Data records:
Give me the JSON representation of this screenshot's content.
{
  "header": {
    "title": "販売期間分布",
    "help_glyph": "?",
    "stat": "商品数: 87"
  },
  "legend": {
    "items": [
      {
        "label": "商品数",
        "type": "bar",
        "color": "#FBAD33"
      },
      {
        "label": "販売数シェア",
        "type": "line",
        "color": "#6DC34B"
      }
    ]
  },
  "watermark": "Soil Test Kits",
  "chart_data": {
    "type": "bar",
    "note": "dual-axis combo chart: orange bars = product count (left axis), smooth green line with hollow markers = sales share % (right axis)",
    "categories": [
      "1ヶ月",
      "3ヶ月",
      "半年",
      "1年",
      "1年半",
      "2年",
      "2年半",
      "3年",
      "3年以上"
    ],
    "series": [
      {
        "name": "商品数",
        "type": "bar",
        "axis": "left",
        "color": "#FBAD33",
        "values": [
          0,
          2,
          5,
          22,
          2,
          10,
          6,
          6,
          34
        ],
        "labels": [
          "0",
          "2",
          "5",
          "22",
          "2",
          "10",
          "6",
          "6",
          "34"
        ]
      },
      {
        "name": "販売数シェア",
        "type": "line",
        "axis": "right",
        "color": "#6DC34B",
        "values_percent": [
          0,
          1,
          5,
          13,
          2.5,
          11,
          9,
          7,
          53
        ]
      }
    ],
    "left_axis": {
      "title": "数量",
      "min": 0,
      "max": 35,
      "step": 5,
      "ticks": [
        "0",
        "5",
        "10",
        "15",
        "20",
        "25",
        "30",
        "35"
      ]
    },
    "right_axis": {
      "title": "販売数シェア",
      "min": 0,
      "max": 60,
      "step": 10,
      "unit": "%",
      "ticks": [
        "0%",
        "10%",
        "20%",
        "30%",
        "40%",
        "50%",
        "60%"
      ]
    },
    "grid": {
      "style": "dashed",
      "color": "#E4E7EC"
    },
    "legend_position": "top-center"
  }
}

* WRITTEN REQUEST: Write every entry out again exactly.

* IN RESPONSE:
Give me the JSON representation of this screenshot's content.
{
  "header": {
    "title": "販売期間分布",
    "help_glyph": "?",
    "stat": "商品数: 87"
  },
  "legend": {
    "items": [
      {
        "label": "商品数",
        "type": "bar",
        "color": "#FBAD33"
      },
      {
        "label": "販売数シェア",
        "type": "line",
        "color": "#6DC34B"
      }
    ]
  },
  "watermark": "Soil Test Kits",
  "chart_data": {
    "type": "bar",
    "note": "dual-axis combo chart: orange bars = product count (left axis), smooth green line with hollow markers = sales share % (right axis)",
    "categories": [
      "1ヶ月",
      "3ヶ月",
      "半年",
      "1年",
      "1年半",
      "2年",
      "2年半",
      "3年",
      "3年以上"
    ],
    "series": [
      {
        "name": "商品数",
        "type": "bar",
        "axis": "left",
        "color": "#FBAD33",
        "values": [
          0,
          2,
          5,
          22,
          2,
          10,
          6,
          6,
          34
        ],
        "labels": [
          "0",
          "2",
          "5",
          "22",
          "2",
          "10",
          "6",
          "6",
          "34"
        ]
      },
      {
        "name": "販売数シェア",
        "type": "line",
        "axis": "right",
        "color": "#6DC34B",
        "values_percent": [
          0,
          1,
          5,
          13,
          2.5,
          11,
          9,
          7,
          53
        ]
      }
    ],
    "left_axis": {
      "title": "数量",
      "min": 0,
      "max": 35,
      "step": 5,
      "ticks": [
        "0",
        "5",
        "10",
        "15",
        "20",
        "25",
        "30",
        "35"
      ]
    },
    "right_axis": {
      "title": "販売数シェア",
      "min": 0,
      "max": 60,
      "step": 10,
      "unit": "%",
      "ticks": [
        "0%",
        "10%",
        "20%",
        "30%",
        "40%",
        "50%",
        "60%"
      ]
    },
    "grid": {
      "style": "dashed",
      "color": "#E4E7EC"
    },
    "legend_position": "top-center"
  }
}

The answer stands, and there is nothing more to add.